━━━ Working data ━━━
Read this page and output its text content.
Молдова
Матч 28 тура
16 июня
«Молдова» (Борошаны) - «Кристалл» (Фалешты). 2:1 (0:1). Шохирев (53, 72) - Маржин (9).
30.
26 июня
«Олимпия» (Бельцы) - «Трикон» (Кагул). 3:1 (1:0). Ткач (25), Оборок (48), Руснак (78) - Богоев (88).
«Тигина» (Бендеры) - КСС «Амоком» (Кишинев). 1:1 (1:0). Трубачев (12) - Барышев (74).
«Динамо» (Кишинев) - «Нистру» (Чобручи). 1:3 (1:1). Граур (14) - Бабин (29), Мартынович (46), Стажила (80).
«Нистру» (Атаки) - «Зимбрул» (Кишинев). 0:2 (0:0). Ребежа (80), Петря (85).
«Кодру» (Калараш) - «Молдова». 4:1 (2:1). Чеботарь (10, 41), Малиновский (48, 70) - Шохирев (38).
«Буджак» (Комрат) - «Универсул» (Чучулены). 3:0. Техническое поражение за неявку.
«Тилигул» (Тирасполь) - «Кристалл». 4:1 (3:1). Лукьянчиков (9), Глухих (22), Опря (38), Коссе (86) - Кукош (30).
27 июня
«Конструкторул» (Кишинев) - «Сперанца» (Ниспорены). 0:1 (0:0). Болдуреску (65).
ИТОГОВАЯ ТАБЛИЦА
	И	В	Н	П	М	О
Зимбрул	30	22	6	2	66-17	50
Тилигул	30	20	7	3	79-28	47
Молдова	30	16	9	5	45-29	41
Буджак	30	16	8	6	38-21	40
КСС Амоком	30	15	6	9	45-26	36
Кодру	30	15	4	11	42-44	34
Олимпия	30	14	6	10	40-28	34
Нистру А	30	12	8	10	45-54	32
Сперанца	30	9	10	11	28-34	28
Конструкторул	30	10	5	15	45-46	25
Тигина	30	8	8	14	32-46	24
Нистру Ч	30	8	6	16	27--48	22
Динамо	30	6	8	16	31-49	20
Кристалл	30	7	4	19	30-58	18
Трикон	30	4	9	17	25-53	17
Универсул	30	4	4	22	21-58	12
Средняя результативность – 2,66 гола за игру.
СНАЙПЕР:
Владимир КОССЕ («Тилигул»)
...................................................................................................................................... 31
━━━
• **Your instructions**: Reproduce the listing in full. Keep it exactly as written.

• **Written reply**:
Read this page and output its text content.
Молдова
Матч 28 тура
16 июня
«Молдова» (Борошаны) - «Кристалл» (Фалешты). 2:1 (0:1). Шохирев (53, 72) - Маржин (9).
30.
26 июня
«Олимпия» (Бельцы) - «Трикон» (Кагул). 3:1 (1:0). Ткач (25), Оборок (48), Руснак (78) - Богоев (88).
«Тигина» (Бендеры) - КСС «Амоком» (Кишинев). 1:1 (1:0). Трубачев (12) - Барышев (74).
«Динамо» (Кишинев) - «Нистру» (Чобручи). 1:3 (1:1). Граур (14) - Бабин (29), Мартынович (46), Стажила (80).
«Нистру» (Атаки) - «Зимбрул» (Кишинев). 0:2 (0:0). Ребежа (80), Петря (85).
«Кодру» (Калараш) - «Молдова». 4:1 (2:1). Чеботарь (10, 41), Малиновский (48, 70) - Шохирев (38).
«Буджак» (Комрат) - «Универсул» (Чучулены). 3:0. Техническое поражение за неявку.
«Тилигул» (Тирасполь) - «Кристалл». 4:1 (3:1). Лукьянчиков (9), Глухих (22), Опря (38), Коссе (86) - Кукош (30).
27 июня
«Конструкторул» (Кишинев) - «Сперанца» (Ниспорены). 0:1 (0:0). Болдуреску (65).
ИТОГОВАЯ ТАБЛИЦА
	И	В	Н	П	М	О
Зимбрул	30	22	6	2	66-17	50
Тилигул	30	20	7	3	79-28	47
Молдова	30	16	9	5	45-29	41
Буджак	30	16	8	6	38-21	40
КСС Амоком	30	15	6	9	45-26	36
Кодру	30	15	4	11	42-44	34
Олимпия	30	14	6	10	40-28	34
Нистру А	30	12	8	10	45-54	32
Сперанца	30	9	10	11	28-34	28
Конструкторул	30	10	5	15	45-46	25
Тигина	30	8	8	14	32-46	24
Нистру Ч	30	8	6	16	27--48	22
Динамо	30	6	8	16	31-49	20
Кристалл	30	7	4	19	30-58	18
Трикон	30	4	9	17	25-53	17
Универсул	30	4	4	22	21-58	12
Средняя результативность – 2,66 гола за игру.
СНАЙПЕР:
Владимир КОССЕ («Тилигул»)
...................................................................................................................................... 31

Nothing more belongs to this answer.